Records from a collection of figures
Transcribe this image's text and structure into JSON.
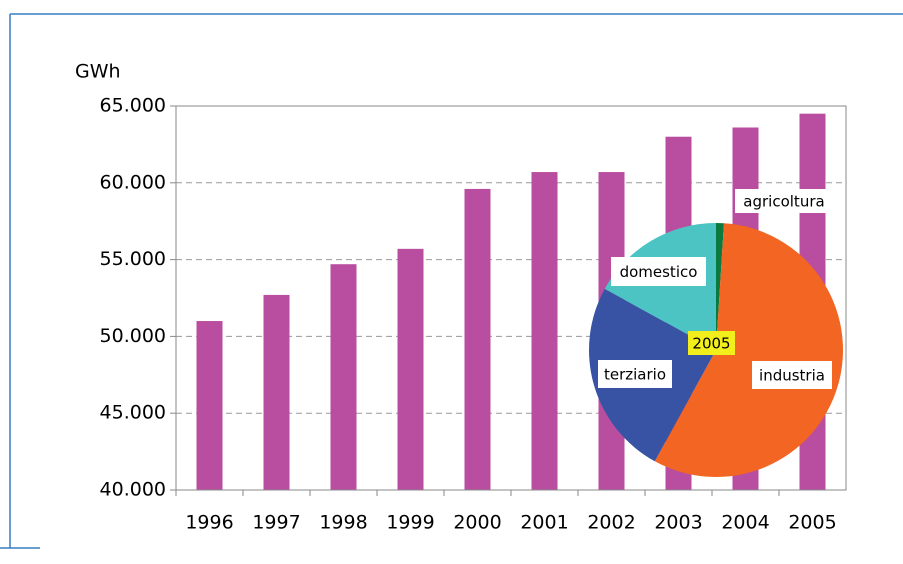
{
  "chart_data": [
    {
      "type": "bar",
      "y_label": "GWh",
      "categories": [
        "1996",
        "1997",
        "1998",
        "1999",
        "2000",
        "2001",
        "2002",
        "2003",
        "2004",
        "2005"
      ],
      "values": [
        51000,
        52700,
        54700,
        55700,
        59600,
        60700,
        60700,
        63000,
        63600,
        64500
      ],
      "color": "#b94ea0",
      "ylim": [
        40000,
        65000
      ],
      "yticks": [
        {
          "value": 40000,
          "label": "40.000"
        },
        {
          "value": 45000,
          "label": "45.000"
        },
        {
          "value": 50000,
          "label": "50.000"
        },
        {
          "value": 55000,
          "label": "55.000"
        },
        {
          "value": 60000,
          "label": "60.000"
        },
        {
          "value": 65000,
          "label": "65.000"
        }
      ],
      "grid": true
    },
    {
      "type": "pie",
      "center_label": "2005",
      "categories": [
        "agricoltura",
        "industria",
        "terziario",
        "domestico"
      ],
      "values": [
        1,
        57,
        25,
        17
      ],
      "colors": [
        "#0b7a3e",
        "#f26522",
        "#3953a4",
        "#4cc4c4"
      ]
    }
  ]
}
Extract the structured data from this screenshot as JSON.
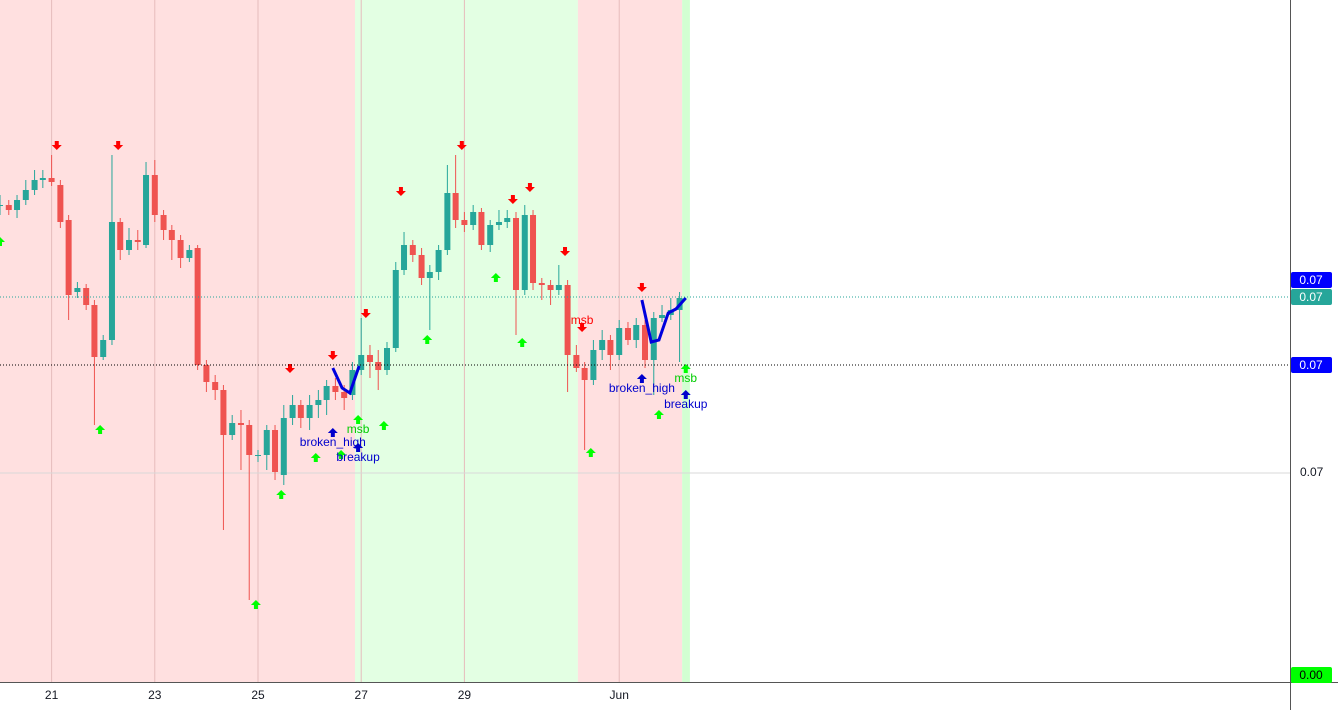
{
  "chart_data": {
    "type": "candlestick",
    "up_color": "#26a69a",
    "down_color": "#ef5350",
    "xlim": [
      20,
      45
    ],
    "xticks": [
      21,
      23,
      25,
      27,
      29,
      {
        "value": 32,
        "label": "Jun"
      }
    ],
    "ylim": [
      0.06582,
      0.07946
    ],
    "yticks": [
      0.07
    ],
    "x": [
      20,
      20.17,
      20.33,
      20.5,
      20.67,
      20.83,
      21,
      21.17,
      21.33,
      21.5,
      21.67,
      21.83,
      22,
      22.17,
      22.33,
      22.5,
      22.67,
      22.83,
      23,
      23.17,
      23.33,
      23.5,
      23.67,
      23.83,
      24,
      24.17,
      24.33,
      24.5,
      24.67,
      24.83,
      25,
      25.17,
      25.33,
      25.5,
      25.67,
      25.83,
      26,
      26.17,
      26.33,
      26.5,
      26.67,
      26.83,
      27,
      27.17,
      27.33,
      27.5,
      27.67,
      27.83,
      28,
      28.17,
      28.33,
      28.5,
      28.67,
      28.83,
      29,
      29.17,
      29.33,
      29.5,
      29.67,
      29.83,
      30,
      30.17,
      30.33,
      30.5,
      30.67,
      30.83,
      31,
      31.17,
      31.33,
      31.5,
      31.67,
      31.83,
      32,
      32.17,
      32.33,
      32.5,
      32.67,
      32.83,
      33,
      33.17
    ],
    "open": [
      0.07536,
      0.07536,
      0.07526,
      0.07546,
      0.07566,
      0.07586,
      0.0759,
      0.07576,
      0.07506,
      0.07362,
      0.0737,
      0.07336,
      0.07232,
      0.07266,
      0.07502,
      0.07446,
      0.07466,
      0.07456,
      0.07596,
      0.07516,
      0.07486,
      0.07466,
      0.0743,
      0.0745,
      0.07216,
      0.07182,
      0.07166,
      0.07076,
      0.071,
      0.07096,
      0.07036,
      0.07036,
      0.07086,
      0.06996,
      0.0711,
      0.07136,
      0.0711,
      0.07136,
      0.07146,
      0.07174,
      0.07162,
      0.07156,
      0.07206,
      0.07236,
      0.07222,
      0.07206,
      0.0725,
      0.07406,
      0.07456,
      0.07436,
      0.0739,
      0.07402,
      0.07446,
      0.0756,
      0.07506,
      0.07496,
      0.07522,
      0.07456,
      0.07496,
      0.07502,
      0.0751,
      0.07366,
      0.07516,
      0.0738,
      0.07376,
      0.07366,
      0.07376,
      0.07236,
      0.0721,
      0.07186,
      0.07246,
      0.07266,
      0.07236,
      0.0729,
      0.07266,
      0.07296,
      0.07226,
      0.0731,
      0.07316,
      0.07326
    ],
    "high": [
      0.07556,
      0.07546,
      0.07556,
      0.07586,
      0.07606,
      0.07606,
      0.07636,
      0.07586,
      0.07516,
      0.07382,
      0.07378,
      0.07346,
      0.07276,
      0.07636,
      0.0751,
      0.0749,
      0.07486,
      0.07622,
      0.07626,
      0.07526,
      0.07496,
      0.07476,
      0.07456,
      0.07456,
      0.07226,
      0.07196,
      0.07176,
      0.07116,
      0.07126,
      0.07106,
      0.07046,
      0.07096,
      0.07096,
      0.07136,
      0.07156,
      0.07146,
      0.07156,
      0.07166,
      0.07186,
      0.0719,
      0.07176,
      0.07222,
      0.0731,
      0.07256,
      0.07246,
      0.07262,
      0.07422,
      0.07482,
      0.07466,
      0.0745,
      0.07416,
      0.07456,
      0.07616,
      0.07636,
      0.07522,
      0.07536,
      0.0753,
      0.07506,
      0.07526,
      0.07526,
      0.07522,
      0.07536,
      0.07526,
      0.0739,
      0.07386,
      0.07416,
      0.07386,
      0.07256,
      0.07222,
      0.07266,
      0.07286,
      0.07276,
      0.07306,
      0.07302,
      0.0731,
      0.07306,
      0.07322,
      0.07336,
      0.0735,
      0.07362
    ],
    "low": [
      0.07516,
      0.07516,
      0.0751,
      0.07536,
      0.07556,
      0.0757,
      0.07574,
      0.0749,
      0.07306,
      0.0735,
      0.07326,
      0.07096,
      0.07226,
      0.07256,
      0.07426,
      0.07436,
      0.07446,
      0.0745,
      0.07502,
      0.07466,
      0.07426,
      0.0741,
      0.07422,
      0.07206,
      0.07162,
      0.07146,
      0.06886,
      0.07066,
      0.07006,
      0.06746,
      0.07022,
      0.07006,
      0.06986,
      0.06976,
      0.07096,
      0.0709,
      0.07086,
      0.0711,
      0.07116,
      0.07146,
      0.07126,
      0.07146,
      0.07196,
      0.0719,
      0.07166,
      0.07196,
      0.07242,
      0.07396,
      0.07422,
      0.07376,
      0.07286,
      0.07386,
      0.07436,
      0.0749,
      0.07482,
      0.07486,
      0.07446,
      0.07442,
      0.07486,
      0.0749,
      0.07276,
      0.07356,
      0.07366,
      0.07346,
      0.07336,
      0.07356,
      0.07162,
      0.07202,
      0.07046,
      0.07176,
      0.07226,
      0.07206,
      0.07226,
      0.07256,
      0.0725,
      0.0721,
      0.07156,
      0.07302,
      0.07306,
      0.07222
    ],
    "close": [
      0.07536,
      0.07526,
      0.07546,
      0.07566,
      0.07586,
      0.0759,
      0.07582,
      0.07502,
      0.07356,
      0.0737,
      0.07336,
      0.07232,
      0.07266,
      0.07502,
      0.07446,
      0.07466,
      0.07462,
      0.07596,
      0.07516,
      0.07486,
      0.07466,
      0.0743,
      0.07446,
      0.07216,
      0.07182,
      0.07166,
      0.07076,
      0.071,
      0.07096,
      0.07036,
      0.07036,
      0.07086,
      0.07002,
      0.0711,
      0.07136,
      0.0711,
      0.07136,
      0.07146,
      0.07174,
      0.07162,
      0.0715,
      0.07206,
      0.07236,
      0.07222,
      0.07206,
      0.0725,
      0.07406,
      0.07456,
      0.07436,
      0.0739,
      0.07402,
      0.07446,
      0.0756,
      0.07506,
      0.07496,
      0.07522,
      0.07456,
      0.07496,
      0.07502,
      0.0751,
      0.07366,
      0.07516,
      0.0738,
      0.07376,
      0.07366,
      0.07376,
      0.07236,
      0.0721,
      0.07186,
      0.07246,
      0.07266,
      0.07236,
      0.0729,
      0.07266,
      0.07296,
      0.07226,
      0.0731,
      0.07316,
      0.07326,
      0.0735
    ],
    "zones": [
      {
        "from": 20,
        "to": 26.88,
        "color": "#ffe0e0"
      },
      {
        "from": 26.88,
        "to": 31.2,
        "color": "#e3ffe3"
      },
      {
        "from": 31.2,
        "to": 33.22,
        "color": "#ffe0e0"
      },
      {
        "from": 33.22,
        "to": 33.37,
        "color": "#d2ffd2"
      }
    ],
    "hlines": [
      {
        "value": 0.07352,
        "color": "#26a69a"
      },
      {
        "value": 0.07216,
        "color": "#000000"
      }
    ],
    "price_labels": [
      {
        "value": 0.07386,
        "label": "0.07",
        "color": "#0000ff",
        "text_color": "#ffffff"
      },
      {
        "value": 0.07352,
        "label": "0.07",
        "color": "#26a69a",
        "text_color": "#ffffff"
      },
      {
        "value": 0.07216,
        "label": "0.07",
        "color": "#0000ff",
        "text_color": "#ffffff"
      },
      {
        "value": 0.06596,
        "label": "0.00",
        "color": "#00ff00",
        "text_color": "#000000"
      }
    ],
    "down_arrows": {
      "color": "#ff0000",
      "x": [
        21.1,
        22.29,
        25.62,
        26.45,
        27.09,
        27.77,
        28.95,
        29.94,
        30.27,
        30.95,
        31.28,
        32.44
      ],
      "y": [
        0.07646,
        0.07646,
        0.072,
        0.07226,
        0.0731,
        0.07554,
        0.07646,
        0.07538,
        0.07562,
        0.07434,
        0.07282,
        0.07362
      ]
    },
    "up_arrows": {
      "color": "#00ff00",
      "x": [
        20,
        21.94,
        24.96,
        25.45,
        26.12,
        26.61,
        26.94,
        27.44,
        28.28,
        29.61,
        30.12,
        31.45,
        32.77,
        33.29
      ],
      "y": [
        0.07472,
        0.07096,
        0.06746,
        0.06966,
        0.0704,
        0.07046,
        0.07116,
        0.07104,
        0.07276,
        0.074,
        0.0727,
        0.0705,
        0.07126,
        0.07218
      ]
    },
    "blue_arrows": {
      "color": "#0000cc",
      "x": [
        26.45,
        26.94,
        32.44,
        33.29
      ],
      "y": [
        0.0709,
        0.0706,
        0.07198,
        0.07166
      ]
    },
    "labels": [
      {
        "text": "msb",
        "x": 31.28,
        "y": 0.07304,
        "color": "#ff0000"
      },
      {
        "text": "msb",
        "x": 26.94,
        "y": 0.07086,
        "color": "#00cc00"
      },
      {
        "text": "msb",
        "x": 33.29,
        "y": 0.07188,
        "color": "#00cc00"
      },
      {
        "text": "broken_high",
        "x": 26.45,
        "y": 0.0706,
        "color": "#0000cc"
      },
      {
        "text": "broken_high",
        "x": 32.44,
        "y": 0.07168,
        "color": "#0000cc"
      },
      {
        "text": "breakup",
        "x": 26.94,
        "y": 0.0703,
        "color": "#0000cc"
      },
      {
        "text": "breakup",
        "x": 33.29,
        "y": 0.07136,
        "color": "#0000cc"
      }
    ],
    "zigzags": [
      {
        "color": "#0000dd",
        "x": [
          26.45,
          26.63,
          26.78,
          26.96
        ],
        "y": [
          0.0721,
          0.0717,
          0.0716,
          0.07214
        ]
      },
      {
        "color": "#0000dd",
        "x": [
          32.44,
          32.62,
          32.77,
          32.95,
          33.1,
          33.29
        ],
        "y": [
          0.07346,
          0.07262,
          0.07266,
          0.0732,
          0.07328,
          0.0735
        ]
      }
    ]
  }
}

**Given request**
In the material above, tally every line with the string "this" in it, then give that number alone.

**Final result**
2